Dataset records:
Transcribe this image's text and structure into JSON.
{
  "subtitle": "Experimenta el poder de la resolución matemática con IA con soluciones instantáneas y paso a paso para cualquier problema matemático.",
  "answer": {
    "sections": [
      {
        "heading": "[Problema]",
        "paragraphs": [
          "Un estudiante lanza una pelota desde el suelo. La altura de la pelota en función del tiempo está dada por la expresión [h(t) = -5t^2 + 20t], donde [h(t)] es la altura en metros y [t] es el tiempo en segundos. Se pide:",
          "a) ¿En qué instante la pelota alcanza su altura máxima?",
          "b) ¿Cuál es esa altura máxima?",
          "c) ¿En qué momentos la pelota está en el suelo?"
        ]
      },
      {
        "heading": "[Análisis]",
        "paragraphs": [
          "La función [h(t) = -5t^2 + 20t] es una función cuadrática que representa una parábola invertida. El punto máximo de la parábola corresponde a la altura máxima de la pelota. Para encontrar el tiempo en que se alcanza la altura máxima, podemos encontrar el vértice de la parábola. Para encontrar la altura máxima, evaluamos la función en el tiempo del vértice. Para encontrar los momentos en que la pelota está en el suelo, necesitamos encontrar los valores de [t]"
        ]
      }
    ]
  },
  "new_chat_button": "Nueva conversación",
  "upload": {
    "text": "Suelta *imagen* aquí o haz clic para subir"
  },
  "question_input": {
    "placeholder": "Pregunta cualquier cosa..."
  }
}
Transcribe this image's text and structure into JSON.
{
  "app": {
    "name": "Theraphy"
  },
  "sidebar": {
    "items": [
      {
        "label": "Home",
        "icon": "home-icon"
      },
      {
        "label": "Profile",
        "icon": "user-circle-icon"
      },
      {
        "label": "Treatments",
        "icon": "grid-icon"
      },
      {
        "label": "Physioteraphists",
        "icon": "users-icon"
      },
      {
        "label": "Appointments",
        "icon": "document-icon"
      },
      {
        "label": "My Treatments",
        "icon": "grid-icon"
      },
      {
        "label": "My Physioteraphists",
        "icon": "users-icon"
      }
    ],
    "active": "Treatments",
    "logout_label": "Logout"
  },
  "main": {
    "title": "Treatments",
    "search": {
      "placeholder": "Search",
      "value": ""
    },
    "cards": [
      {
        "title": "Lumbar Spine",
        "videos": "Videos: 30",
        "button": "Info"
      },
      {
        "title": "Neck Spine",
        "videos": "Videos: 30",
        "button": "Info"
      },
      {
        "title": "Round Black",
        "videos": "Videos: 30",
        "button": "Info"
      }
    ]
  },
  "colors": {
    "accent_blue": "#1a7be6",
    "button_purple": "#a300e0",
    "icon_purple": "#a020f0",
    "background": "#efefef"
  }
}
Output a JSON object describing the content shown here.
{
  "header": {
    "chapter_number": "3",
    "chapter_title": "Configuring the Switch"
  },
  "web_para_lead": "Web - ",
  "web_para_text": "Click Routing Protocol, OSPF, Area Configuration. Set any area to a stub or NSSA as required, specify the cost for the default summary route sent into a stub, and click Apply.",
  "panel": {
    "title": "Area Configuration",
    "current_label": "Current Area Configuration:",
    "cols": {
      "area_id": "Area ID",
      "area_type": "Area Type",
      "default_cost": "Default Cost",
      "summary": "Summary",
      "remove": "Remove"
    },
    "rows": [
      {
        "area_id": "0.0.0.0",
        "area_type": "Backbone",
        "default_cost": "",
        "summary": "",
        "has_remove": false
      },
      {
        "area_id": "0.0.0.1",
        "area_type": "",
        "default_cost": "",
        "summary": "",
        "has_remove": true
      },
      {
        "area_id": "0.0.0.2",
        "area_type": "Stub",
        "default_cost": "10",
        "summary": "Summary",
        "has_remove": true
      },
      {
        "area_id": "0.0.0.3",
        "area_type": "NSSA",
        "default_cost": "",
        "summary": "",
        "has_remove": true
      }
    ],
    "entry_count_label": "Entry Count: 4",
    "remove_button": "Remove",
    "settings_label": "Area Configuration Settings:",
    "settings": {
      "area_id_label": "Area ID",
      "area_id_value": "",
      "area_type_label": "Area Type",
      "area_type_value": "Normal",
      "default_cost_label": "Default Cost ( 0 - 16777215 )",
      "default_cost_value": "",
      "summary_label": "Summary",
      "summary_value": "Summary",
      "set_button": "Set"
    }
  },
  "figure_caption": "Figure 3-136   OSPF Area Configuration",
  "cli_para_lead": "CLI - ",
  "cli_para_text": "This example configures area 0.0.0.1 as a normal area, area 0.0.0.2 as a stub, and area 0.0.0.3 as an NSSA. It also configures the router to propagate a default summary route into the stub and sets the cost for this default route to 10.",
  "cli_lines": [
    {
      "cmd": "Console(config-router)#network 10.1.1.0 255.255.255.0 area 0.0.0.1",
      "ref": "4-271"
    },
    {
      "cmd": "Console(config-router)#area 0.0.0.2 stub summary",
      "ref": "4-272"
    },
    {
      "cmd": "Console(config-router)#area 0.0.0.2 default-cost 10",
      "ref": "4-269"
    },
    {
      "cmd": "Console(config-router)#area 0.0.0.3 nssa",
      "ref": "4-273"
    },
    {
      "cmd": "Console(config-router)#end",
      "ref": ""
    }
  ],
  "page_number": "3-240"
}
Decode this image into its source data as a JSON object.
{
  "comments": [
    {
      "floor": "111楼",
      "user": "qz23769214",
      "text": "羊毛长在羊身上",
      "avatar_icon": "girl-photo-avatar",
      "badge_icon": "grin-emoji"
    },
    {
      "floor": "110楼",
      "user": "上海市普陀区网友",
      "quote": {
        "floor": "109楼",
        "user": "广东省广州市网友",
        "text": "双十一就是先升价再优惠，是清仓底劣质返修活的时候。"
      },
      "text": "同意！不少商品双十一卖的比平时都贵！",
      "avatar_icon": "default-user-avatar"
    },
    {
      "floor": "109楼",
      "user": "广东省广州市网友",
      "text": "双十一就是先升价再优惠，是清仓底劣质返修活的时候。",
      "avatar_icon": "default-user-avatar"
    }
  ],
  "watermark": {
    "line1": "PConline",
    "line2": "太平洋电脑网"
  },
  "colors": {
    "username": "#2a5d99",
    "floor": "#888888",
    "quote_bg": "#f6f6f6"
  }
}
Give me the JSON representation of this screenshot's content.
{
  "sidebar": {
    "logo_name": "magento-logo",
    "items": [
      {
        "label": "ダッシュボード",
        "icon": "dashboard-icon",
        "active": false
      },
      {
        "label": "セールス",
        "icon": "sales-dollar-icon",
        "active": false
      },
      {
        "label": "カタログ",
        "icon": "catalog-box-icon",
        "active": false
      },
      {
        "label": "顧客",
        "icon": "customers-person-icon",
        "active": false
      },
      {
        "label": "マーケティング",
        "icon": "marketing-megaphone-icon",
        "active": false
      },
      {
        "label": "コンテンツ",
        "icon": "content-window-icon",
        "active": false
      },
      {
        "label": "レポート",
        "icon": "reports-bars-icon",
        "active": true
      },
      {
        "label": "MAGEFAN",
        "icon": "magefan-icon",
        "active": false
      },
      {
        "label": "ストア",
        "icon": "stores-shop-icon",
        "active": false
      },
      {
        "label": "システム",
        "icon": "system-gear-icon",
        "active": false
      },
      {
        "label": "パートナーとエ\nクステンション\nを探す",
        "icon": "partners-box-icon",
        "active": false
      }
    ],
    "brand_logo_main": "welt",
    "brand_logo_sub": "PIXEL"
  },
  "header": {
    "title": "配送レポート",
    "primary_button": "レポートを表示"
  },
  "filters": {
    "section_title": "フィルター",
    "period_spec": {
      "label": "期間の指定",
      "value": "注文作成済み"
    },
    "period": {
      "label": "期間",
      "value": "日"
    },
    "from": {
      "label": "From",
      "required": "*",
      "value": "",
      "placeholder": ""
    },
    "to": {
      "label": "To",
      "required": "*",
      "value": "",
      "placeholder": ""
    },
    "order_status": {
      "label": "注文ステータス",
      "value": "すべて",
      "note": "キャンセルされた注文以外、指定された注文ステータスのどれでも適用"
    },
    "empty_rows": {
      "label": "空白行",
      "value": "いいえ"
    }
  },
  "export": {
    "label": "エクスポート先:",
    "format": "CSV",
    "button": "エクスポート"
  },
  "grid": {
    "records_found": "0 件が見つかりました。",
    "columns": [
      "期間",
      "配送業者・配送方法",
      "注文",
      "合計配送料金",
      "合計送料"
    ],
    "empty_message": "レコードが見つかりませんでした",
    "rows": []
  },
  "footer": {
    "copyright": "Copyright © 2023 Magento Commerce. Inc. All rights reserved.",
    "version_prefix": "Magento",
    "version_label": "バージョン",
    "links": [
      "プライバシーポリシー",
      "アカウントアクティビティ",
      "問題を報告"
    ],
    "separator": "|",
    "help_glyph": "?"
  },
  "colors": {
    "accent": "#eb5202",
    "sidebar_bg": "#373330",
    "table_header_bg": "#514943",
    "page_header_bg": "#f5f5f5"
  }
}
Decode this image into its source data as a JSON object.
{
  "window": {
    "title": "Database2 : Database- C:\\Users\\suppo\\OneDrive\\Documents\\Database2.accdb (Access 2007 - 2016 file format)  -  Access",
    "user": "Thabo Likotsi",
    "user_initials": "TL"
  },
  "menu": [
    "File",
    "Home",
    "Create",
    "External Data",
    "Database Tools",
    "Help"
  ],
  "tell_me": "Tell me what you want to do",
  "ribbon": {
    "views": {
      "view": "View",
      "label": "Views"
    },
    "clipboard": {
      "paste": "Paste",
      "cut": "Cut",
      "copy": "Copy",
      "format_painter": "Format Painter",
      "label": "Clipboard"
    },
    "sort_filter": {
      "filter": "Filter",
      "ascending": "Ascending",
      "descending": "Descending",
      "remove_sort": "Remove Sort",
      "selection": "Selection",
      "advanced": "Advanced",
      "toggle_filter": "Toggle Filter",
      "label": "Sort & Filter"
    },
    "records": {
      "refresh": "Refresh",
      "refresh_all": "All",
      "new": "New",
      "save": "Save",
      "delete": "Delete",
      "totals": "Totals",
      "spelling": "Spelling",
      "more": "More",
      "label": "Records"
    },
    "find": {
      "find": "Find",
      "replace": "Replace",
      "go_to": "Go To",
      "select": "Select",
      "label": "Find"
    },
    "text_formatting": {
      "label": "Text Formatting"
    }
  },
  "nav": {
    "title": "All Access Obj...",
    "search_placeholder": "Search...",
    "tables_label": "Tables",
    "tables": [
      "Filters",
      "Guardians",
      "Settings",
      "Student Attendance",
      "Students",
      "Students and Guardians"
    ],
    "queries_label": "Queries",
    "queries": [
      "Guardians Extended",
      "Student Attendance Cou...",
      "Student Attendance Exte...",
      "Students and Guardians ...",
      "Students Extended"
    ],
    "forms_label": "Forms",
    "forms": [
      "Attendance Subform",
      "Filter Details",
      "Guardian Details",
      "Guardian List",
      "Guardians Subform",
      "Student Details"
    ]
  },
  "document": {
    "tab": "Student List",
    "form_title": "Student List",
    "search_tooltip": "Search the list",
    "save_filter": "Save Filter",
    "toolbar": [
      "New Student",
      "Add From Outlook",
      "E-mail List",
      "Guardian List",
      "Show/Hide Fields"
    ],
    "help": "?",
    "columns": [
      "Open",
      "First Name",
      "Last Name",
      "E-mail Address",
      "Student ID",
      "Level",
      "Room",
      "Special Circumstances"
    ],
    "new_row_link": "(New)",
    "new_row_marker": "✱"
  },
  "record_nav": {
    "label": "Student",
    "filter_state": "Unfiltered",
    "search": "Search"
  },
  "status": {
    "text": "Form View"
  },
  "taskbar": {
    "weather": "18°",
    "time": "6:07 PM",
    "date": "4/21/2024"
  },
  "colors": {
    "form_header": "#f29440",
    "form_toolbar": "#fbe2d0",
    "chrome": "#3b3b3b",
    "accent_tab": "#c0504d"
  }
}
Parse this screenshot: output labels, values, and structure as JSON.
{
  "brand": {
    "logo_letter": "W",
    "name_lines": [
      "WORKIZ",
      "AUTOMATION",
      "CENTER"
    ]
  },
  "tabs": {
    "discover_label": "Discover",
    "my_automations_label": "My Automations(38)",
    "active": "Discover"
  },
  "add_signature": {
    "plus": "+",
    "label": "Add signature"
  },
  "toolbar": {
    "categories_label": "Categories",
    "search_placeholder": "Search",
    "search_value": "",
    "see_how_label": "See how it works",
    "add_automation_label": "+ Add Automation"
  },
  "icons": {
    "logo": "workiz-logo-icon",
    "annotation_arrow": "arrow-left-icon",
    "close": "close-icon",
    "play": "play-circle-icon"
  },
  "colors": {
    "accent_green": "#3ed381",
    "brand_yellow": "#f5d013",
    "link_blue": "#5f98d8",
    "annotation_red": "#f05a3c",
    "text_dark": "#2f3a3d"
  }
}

* **The request**
Print only the lines from the one with "Parse this screenshot: output" to the end of the records, both included.

* **Expected output**
Parse this screenshot: output labels, values, and structure as JSON.
{
  "brand": {
    "logo_letter": "W",
    "name_lines": [
      "WORKIZ",
      "AUTOMATION",
      "CENTER"
    ]
  },
  "tabs": {
    "discover_label": "Discover",
    "my_automations_label": "My Automations(38)",
    "active": "Discover"
  },
  "add_signature": {
    "plus": "+",
    "label": "Add signature"
  },
  "toolbar": {
    "categories_label": "Categories",
    "search_placeholder": "Search",
    "search_value": "",
    "see_how_label": "See how it works",
    "add_automation_label": "+ Add Automation"
  },
  "icons": {
    "logo": "workiz-logo-icon",
    "annotation_arrow": "arrow-left-icon",
    "close": "close-icon",
    "play": "play-circle-icon"
  },
  "colors": {
    "accent_green": "#3ed381",
    "brand_yellow": "#f5d013",
    "link_blue": "#5f98d8",
    "annotation_red": "#f05a3c",
    "text_dark": "#2f3a3d"
  }
}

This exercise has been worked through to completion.